►

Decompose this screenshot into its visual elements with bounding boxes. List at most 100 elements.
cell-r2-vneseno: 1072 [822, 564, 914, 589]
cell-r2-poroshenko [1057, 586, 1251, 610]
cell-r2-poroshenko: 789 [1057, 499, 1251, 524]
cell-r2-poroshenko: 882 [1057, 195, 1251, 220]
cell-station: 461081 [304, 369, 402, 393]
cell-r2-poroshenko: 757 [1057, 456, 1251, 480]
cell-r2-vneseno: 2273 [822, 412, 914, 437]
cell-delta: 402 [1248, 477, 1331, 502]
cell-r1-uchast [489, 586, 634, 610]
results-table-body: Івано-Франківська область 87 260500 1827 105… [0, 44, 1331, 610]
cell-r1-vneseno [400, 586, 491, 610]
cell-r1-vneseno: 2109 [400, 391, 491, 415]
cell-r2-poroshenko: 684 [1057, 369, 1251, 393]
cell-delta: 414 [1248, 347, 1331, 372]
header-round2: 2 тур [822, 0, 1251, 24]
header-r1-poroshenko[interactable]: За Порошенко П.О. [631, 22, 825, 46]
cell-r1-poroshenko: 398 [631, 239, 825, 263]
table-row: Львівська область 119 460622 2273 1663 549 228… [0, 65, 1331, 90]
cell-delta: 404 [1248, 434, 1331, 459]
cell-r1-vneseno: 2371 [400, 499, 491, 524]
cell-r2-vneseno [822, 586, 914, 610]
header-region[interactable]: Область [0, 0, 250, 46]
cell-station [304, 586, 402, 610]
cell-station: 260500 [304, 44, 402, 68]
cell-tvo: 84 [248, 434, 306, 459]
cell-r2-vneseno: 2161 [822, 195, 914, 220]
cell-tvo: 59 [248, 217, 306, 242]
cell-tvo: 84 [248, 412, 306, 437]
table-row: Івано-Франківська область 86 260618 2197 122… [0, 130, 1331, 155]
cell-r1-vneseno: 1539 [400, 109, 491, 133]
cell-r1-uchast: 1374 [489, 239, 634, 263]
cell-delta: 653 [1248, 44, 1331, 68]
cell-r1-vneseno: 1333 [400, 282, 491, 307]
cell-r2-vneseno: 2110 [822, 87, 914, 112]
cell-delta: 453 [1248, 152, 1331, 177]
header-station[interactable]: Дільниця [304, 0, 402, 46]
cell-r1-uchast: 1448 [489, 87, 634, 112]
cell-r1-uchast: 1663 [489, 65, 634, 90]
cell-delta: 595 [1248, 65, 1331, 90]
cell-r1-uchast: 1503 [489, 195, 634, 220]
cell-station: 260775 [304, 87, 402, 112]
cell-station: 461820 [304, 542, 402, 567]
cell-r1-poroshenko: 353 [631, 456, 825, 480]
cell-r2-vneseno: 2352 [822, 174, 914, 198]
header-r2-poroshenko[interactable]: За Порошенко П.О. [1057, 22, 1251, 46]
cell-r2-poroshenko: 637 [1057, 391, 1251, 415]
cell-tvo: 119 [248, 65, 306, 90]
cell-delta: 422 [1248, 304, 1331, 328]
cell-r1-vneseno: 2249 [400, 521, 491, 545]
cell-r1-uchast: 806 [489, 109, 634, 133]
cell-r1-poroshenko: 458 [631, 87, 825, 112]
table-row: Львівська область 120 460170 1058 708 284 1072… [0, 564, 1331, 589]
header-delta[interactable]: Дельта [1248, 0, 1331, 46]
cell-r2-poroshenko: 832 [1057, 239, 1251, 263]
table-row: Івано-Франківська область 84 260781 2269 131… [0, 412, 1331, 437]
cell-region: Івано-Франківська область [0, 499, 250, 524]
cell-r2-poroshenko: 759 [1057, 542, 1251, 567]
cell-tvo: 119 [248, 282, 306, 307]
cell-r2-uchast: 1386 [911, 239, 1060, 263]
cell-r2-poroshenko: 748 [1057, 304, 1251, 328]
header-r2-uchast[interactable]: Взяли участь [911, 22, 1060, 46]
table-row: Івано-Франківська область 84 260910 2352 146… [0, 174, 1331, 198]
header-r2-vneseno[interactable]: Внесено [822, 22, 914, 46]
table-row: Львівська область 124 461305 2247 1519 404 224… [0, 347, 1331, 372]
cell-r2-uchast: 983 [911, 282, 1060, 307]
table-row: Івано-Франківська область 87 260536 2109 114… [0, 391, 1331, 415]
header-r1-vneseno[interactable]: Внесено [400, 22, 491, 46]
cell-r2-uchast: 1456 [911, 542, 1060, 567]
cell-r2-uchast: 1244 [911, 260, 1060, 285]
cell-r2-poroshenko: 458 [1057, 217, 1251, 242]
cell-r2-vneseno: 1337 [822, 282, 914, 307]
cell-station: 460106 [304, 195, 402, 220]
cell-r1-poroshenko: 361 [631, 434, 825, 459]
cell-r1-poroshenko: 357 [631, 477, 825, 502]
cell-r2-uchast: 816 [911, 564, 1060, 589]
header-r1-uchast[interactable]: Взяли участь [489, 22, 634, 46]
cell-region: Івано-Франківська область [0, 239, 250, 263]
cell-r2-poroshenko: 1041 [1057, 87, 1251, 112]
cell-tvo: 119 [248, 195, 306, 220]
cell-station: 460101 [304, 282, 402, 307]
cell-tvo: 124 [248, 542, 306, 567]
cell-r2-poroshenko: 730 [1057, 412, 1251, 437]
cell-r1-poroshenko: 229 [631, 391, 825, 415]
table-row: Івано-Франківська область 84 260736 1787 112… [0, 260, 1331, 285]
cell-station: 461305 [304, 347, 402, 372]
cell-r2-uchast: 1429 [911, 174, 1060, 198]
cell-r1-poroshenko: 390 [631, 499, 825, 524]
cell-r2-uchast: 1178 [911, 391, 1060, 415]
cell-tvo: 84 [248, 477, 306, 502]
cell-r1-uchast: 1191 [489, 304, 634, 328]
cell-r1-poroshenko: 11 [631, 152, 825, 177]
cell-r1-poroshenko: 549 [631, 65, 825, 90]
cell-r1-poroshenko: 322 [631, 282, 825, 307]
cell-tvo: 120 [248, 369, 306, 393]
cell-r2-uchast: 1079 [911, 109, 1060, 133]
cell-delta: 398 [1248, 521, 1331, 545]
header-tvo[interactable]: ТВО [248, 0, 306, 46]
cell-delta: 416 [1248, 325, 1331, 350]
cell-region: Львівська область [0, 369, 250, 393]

◄

• **REQUIREMENT**: Reproduce every line of the records above verbatim, in the same order, changing nothing.

• **THE COMPLETED TASK**:
Decompose this screenshot into its visual elements with bounding boxes. List at most 100 elements.
cell-r2-vneseno: 1072 [822, 564, 914, 589]
cell-r2-poroshenko [1057, 586, 1251, 610]
cell-r2-poroshenko: 789 [1057, 499, 1251, 524]
cell-r2-poroshenko: 882 [1057, 195, 1251, 220]
cell-station: 461081 [304, 369, 402, 393]
cell-r2-poroshenko: 757 [1057, 456, 1251, 480]
cell-r2-vneseno: 2273 [822, 412, 914, 437]
cell-delta: 402 [1248, 477, 1331, 502]
cell-r1-uchast [489, 586, 634, 610]
results-table-body: Івано-Франківська область 87 260500 1827 105… [0, 44, 1331, 610]
cell-r1-vneseno [400, 586, 491, 610]
cell-r1-vneseno: 2109 [400, 391, 491, 415]
cell-r2-poroshenko: 684 [1057, 369, 1251, 393]
cell-delta: 414 [1248, 347, 1331, 372]
header-round2: 2 тур [822, 0, 1251, 24]
header-r1-poroshenko[interactable]: За Порошенко П.О. [631, 22, 825, 46]
cell-r1-poroshenko: 398 [631, 239, 825, 263]
table-row: Львівська область 119 460622 2273 1663 549 228… [0, 65, 1331, 90]
cell-delta: 404 [1248, 434, 1331, 459]
cell-r1-vneseno: 2371 [400, 499, 491, 524]
cell-r2-vneseno [822, 586, 914, 610]
header-region[interactable]: Область [0, 0, 250, 46]
cell-station [304, 586, 402, 610]
cell-station: 260500 [304, 44, 402, 68]
cell-tvo: 84 [248, 434, 306, 459]
cell-r2-vneseno: 2161 [822, 195, 914, 220]
cell-tvo: 59 [248, 217, 306, 242]
cell-tvo: 84 [248, 412, 306, 437]
table-row: Івано-Франківська область 86 260618 2197 122… [0, 130, 1331, 155]
cell-r1-vneseno: 1539 [400, 109, 491, 133]
cell-r1-uchast: 1374 [489, 239, 634, 263]
cell-delta: 653 [1248, 44, 1331, 68]
cell-r1-vneseno: 1333 [400, 282, 491, 307]
cell-r2-vneseno: 2110 [822, 87, 914, 112]
cell-delta: 453 [1248, 152, 1331, 177]
header-station[interactable]: Дільниця [304, 0, 402, 46]
cell-r1-uchast: 1448 [489, 87, 634, 112]
cell-r1-uchast: 1663 [489, 65, 634, 90]
cell-delta: 595 [1248, 65, 1331, 90]
cell-r1-uchast: 1503 [489, 195, 634, 220]
cell-station: 260775 [304, 87, 402, 112]
cell-station: 461820 [304, 542, 402, 567]
cell-r1-poroshenko: 353 [631, 456, 825, 480]
cell-r2-vneseno: 2352 [822, 174, 914, 198]
header-r2-poroshenko[interactable]: За Порошенко П.О. [1057, 22, 1251, 46]
cell-r2-poroshenko: 637 [1057, 391, 1251, 415]
cell-tvo: 119 [248, 65, 306, 90]
cell-delta: 422 [1248, 304, 1331, 328]
cell-r1-vneseno: 2249 [400, 521, 491, 545]
cell-r1-uchast: 806 [489, 109, 634, 133]
cell-r1-poroshenko: 458 [631, 87, 825, 112]
table-row: Львівська область 120 460170 1058 708 284 1072… [0, 564, 1331, 589]
header-delta[interactable]: Дельта [1248, 0, 1331, 46]
cell-r2-poroshenko: 832 [1057, 239, 1251, 263]
table-row: Івано-Франківська область 84 260781 2269 131… [0, 412, 1331, 437]
cell-region: Івано-Франківська область [0, 499, 250, 524]
cell-r2-poroshenko: 759 [1057, 542, 1251, 567]
cell-tvo: 119 [248, 282, 306, 307]
cell-r2-uchast: 1386 [911, 239, 1060, 263]
cell-r2-poroshenko: 748 [1057, 304, 1251, 328]
header-r2-uchast[interactable]: Взяли участь [911, 22, 1060, 46]
table-row: Івано-Франківська область 84 260910 2352 146… [0, 174, 1331, 198]
header-r2-vneseno[interactable]: Внесено [822, 22, 914, 46]
table-row: Львівська область 124 461305 2247 1519 404 224… [0, 347, 1331, 372]
cell-r2-uchast: 983 [911, 282, 1060, 307]
table-row: Івано-Франківська область 87 260536 2109 114… [0, 391, 1331, 415]
header-r1-vneseno[interactable]: Внесено [400, 22, 491, 46]
cell-r2-uchast: 1456 [911, 542, 1060, 567]
cell-r2-uchast: 1244 [911, 260, 1060, 285]
cell-r2-poroshenko: 458 [1057, 217, 1251, 242]
cell-r2-vneseno: 1337 [822, 282, 914, 307]
cell-station: 460106 [304, 195, 402, 220]
cell-r1-poroshenko: 361 [631, 434, 825, 459]
cell-r1-poroshenko: 357 [631, 477, 825, 502]
cell-r2-uchast: 816 [911, 564, 1060, 589]
header-r1-uchast[interactable]: Взяли участь [489, 22, 634, 46]
cell-region: Івано-Франківська область [0, 239, 250, 263]
cell-r2-poroshenko: 1041 [1057, 87, 1251, 112]
cell-tvo: 119 [248, 195, 306, 220]
cell-station: 460101 [304, 282, 402, 307]
cell-tvo: 124 [248, 542, 306, 567]
cell-r2-poroshenko: 730 [1057, 412, 1251, 437]
cell-r1-poroshenko: 229 [631, 391, 825, 415]
table-row: Івано-Франківська область 84 260736 1787 112… [0, 260, 1331, 285]
cell-station: 461305 [304, 347, 402, 372]
cell-r2-uchast: 1429 [911, 174, 1060, 198]
cell-r1-poroshenko: 390 [631, 499, 825, 524]
cell-r2-uchast: 1178 [911, 391, 1060, 415]
cell-tvo: 84 [248, 477, 306, 502]
cell-r1-uchast: 1191 [489, 304, 634, 328]
cell-r1-poroshenko: 11 [631, 152, 825, 177]
cell-r1-poroshenko: 549 [631, 65, 825, 90]
cell-r1-poroshenko: 322 [631, 282, 825, 307]
cell-tvo: 120 [248, 369, 306, 393]
cell-r2-uchast: 1079 [911, 109, 1060, 133]
cell-delta: 398 [1248, 521, 1331, 545]
header-tvo[interactable]: ТВО [248, 0, 306, 46]
cell-delta: 416 [1248, 325, 1331, 350]
cell-region: Львівська область [0, 369, 250, 393]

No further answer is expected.